» EXERCISE INPUTS:
------

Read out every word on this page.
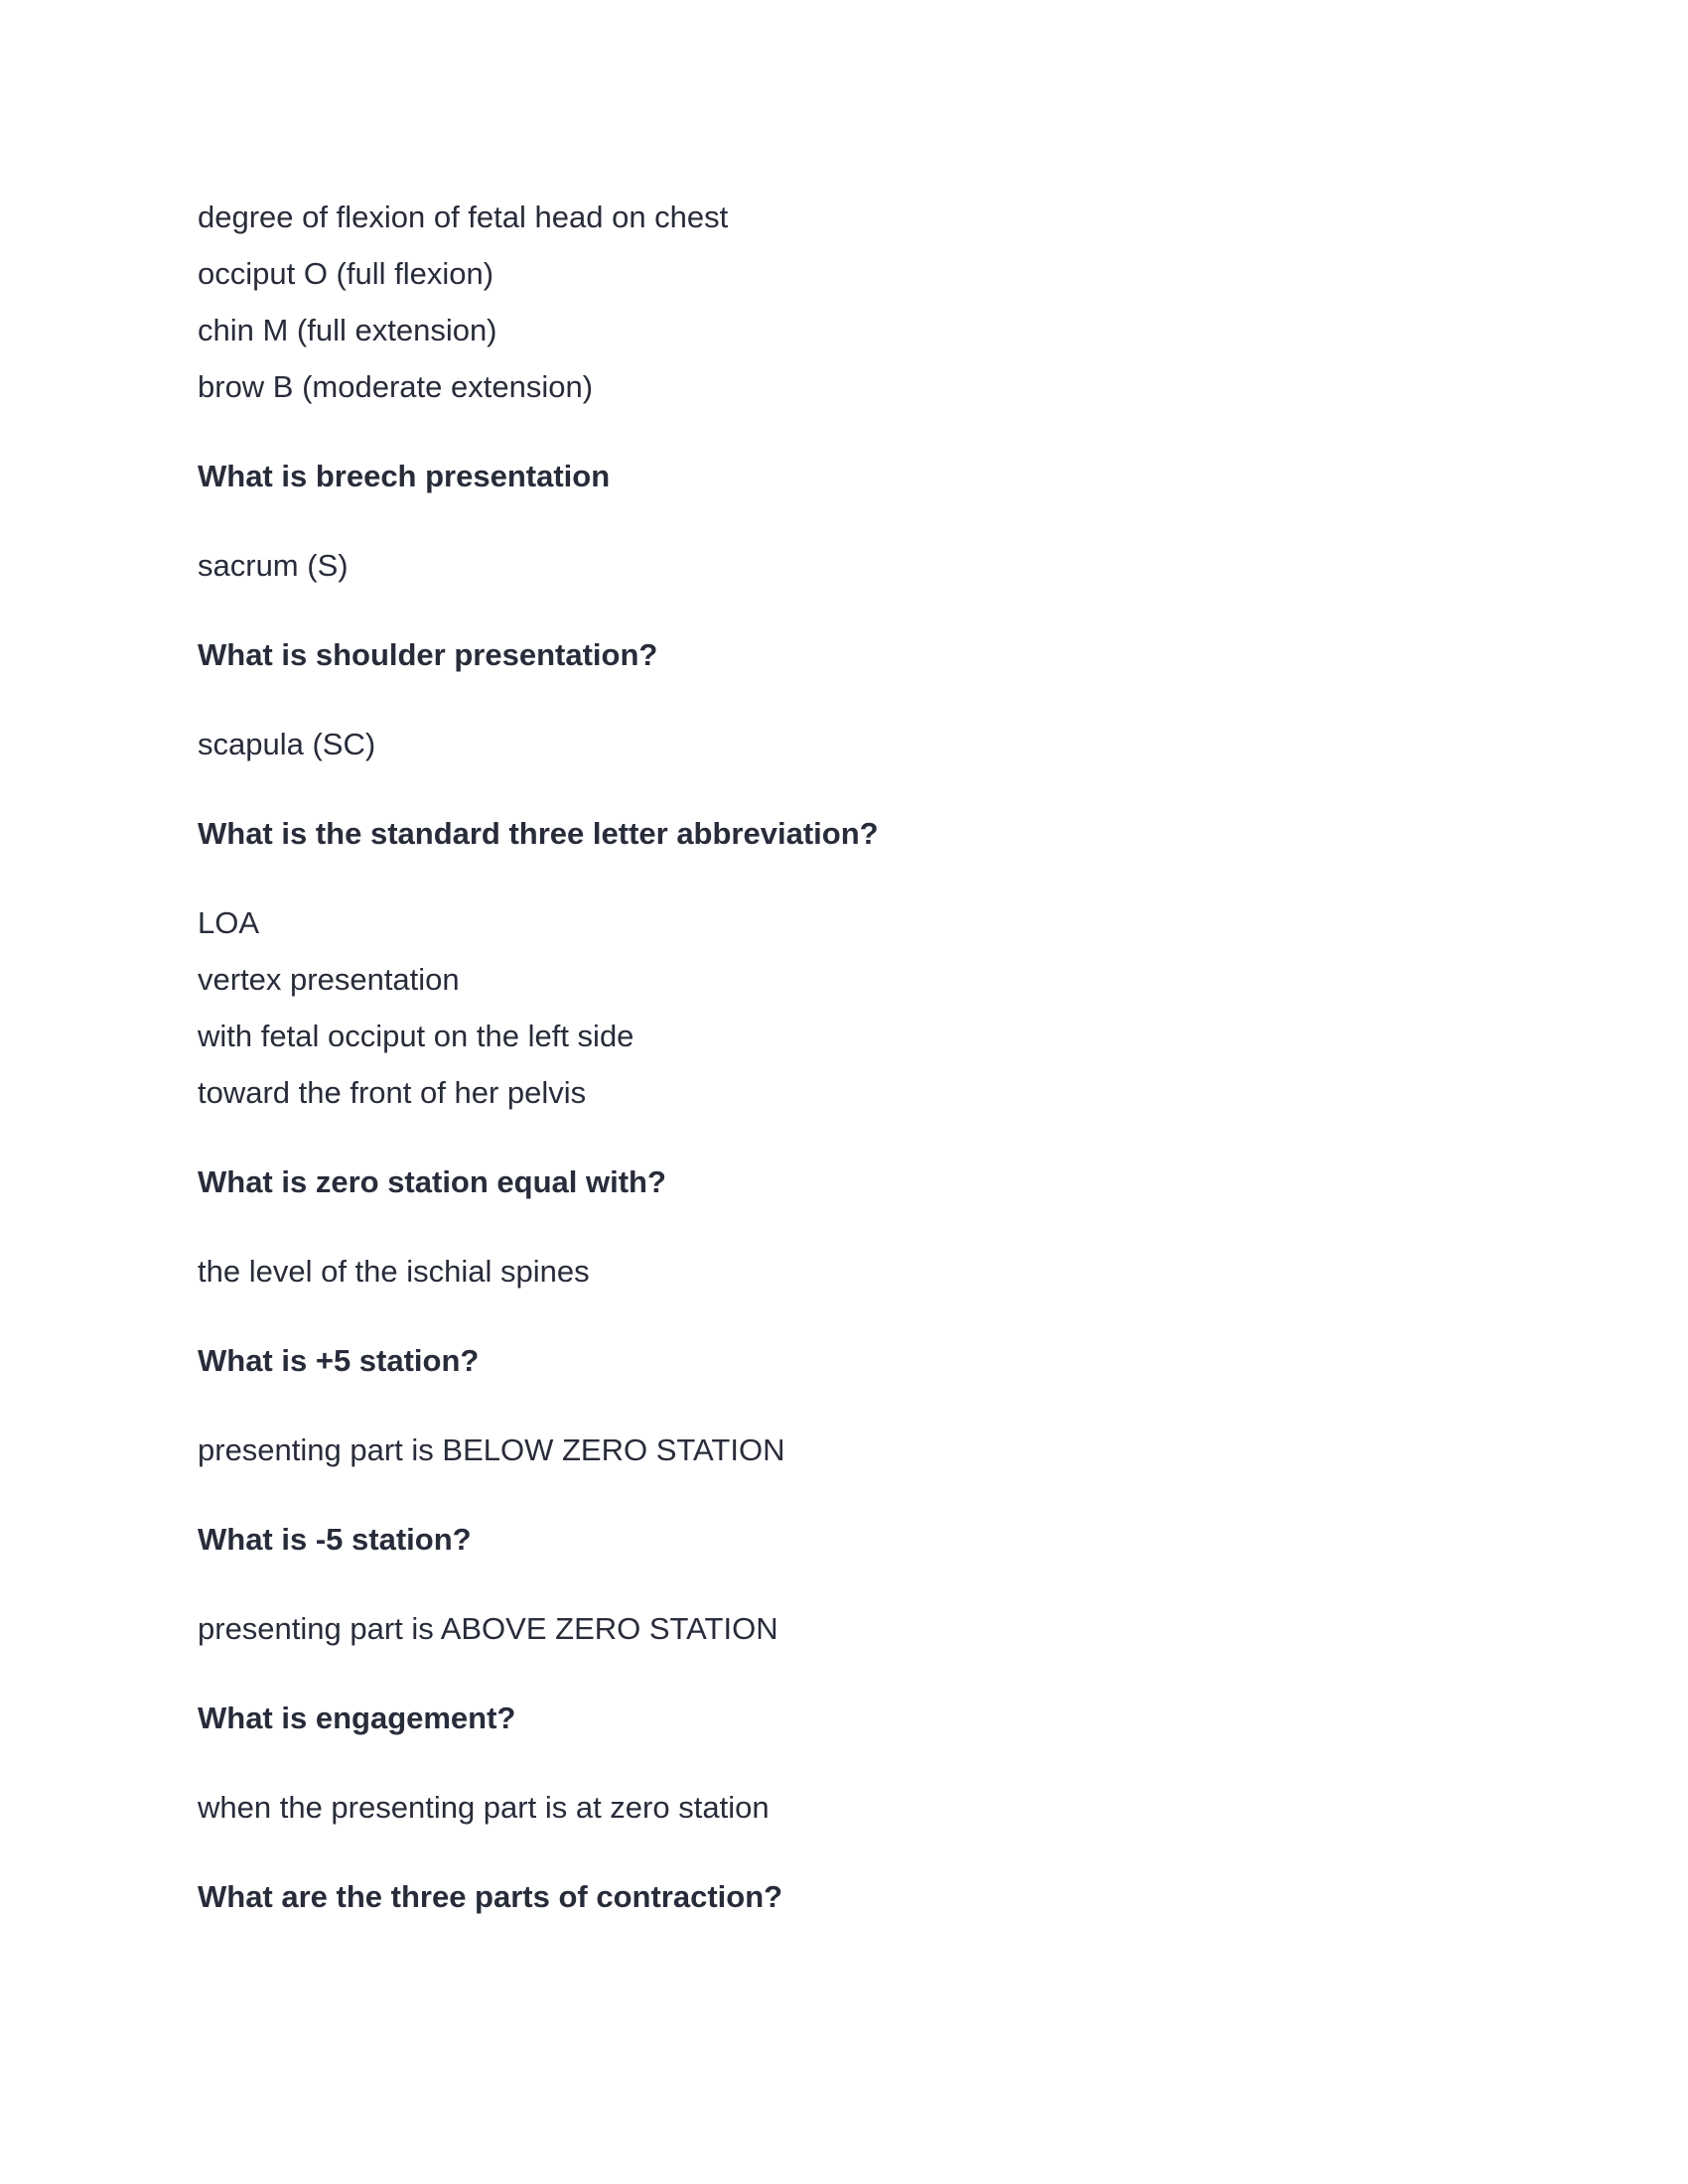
degree of flexion of fetal head on chest
occiput O (full flexion)
chin M (full extension)
brow B (moderate extension)
What is breech presentation
sacrum (S)
What is shoulder presentation?
scapula (SC)
What is the standard three letter abbreviation?
LOA
vertex presentation
with fetal occiput on the left side
toward the front of her pelvis
What is zero station equal with?
the level of the ischial spines
What is +5 station?
presenting part is BELOW ZERO STATION
What is -5 station?
presenting part is ABOVE ZERO STATION
What is engagement?
when the presenting part is at zero station
What are the three parts of contraction?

------

» PROBLEM DESCRIPTION:
Leave out the pictures and output every record above precisely as given.

» COMPLETED TASK:
Read out every word on this page.
degree of flexion of fetal head on chest
occiput O (full flexion)
chin M (full extension)
brow B (moderate extension)
What is breech presentation
sacrum (S)
What is shoulder presentation?
scapula (SC)
What is the standard three letter abbreviation?
LOA
vertex presentation
with fetal occiput on the left side
toward the front of her pelvis
What is zero station equal with?
the level of the ischial spines
What is +5 station?
presenting part is BELOW ZERO STATION
What is -5 station?
presenting part is ABOVE ZERO STATION
What is engagement?
when the presenting part is at zero station
What are the three parts of contraction?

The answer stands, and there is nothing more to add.